◆ WHAT IS ASKED
Copy all lines below exactly as written. Leave pictures out.

◆ ENTRIES
○ ○ ○ ○ ○ ○ ○

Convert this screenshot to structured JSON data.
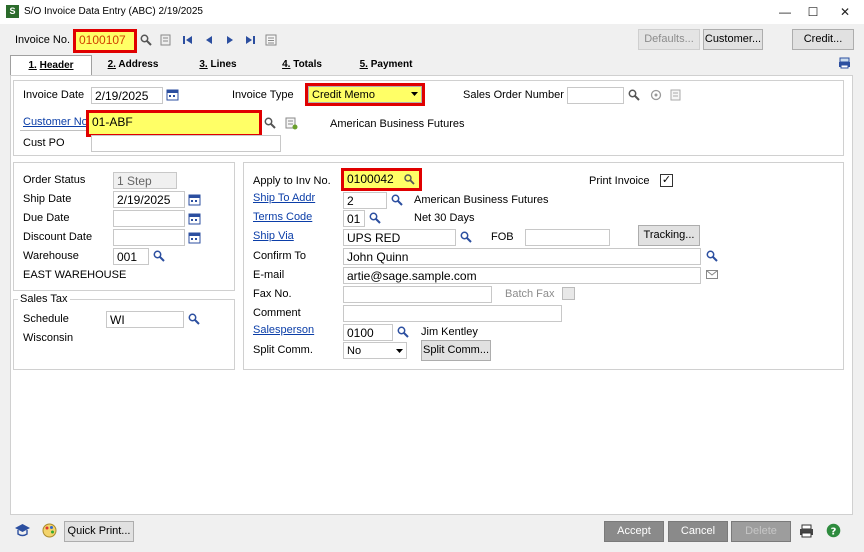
{
  "window": {
    "title": "S/O Invoice Data Entry (ABC) 2/19/2025",
    "app_icon_letter": "S",
    "controls": {
      "minimize": "—",
      "maximize": "☐",
      "close": "✕"
    }
  },
  "toolbar": {
    "invoice_no_label": "Invoice No.",
    "invoice_no_value": "0100107",
    "defaults_label": "Defaults...",
    "customer_label": "Customer...",
    "credit_label": "Credit..."
  },
  "tabs": [
    {
      "num": "1.",
      "label": "Header"
    },
    {
      "num": "2.",
      "label": "Address"
    },
    {
      "num": "3.",
      "label": "Lines"
    },
    {
      "num": "4.",
      "label": "Totals"
    },
    {
      "num": "5.",
      "label": "Payment"
    }
  ],
  "header": {
    "invoice_date_label": "Invoice Date",
    "invoice_date_value": "2/19/2025",
    "invoice_type_label": "Invoice Type",
    "invoice_type_value": "Credit Memo",
    "sales_order_label": "Sales Order Number",
    "sales_order_value": "",
    "customer_no_label": "Customer No.",
    "customer_no_value": "01-ABF",
    "customer_name": "American Business Futures",
    "cust_po_label": "Cust PO",
    "cust_po_value": ""
  },
  "left_panel": {
    "order_status_label": "Order Status",
    "order_status_value": "1 Step",
    "ship_date_label": "Ship Date",
    "ship_date_value": "2/19/2025",
    "due_date_label": "Due Date",
    "due_date_value": "",
    "discount_date_label": "Discount Date",
    "discount_date_value": "",
    "warehouse_label": "Warehouse",
    "warehouse_value": "001",
    "warehouse_name": "EAST WAREHOUSE"
  },
  "sales_tax": {
    "group_label": "Sales Tax",
    "schedule_label": "Schedule",
    "schedule_value": "WI",
    "schedule_name": "Wisconsin"
  },
  "right_panel": {
    "apply_to_label": "Apply to Inv No.",
    "apply_to_value": "0100042",
    "print_invoice_label": "Print Invoice",
    "print_invoice_checked": "✓",
    "ship_to_label": "Ship To Addr",
    "ship_to_value": "2",
    "ship_to_name": "American Business Futures",
    "terms_label": "Terms Code",
    "terms_value": "01",
    "terms_desc": "Net 30 Days",
    "ship_via_label": "Ship Via",
    "ship_via_value": "UPS RED",
    "fob_label": "FOB",
    "fob_value": "",
    "tracking_label": "Tracking...",
    "confirm_label": "Confirm To",
    "confirm_value": "John Quinn",
    "email_label": "E-mail",
    "email_value": "artie@sage.sample.com",
    "fax_label": "Fax No.",
    "fax_value": "",
    "batch_fax_label": "Batch Fax",
    "comment_label": "Comment",
    "comment_value": "",
    "salesperson_label": "Salesperson",
    "salesperson_value": "0100",
    "salesperson_name": "Jim Kentley",
    "split_label": "Split Comm.",
    "split_value": "No",
    "split_btn_label": "Split Comm..."
  },
  "footer": {
    "quick_print_label": "Quick Print...",
    "accept_label": "Accept",
    "cancel_label": "Cancel",
    "delete_label": "Delete"
  },
  "colors": {
    "highlight": "#ffff66",
    "callout": "#e00000",
    "link": "#0b3ea8"
  }
}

○ ○ ○ ○ ○ ○ ○

◆ ANSWER FOR THIS EXERCISE
Convert this screenshot to structured JSON data.
{
  "window": {
    "title": "S/O Invoice Data Entry (ABC) 2/19/2025",
    "app_icon_letter": "S",
    "controls": {
      "minimize": "—",
      "maximize": "☐",
      "close": "✕"
    }
  },
  "toolbar": {
    "invoice_no_label": "Invoice No.",
    "invoice_no_value": "0100107",
    "defaults_label": "Defaults...",
    "customer_label": "Customer...",
    "credit_label": "Credit..."
  },
  "tabs": [
    {
      "num": "1.",
      "label": "Header"
    },
    {
      "num": "2.",
      "label": "Address"
    },
    {
      "num": "3.",
      "label": "Lines"
    },
    {
      "num": "4.",
      "label": "Totals"
    },
    {
      "num": "5.",
      "label": "Payment"
    }
  ],
  "header": {
    "invoice_date_label": "Invoice Date",
    "invoice_date_value": "2/19/2025",
    "invoice_type_label": "Invoice Type",
    "invoice_type_value": "Credit Memo",
    "sales_order_label": "Sales Order Number",
    "sales_order_value": "",
    "customer_no_label": "Customer No.",
    "customer_no_value": "01-ABF",
    "customer_name": "American Business Futures",
    "cust_po_label": "Cust PO",
    "cust_po_value": ""
  },
  "left_panel": {
    "order_status_label": "Order Status",
    "order_status_value": "1 Step",
    "ship_date_label": "Ship Date",
    "ship_date_value": "2/19/2025",
    "due_date_label": "Due Date",
    "due_date_value": "",
    "discount_date_label": "Discount Date",
    "discount_date_value": "",
    "warehouse_label": "Warehouse",
    "warehouse_value": "001",
    "warehouse_name": "EAST WAREHOUSE"
  },
  "sales_tax": {
    "group_label": "Sales Tax",
    "schedule_label": "Schedule",
    "schedule_value": "WI",
    "schedule_name": "Wisconsin"
  },
  "right_panel": {
    "apply_to_label": "Apply to Inv No.",
    "apply_to_value": "0100042",
    "print_invoice_label": "Print Invoice",
    "print_invoice_checked": "✓",
    "ship_to_label": "Ship To Addr",
    "ship_to_value": "2",
    "ship_to_name": "American Business Futures",
    "terms_label": "Terms Code",
    "terms_value": "01",
    "terms_desc": "Net 30 Days",
    "ship_via_label": "Ship Via",
    "ship_via_value": "UPS RED",
    "fob_label": "FOB",
    "fob_value": "",
    "tracking_label": "Tracking...",
    "confirm_label": "Confirm To",
    "confirm_value": "John Quinn",
    "email_label": "E-mail",
    "email_value": "artie@sage.sample.com",
    "fax_label": "Fax No.",
    "fax_value": "",
    "batch_fax_label": "Batch Fax",
    "comment_label": "Comment",
    "comment_value": "",
    "salesperson_label": "Salesperson",
    "salesperson_value": "0100",
    "salesperson_name": "Jim Kentley",
    "split_label": "Split Comm.",
    "split_value": "No",
    "split_btn_label": "Split Comm..."
  },
  "footer": {
    "quick_print_label": "Quick Print...",
    "accept_label": "Accept",
    "cancel_label": "Cancel",
    "delete_label": "Delete"
  },
  "colors": {
    "highlight": "#ffff66",
    "callout": "#e00000",
    "link": "#0b3ea8"
  }
}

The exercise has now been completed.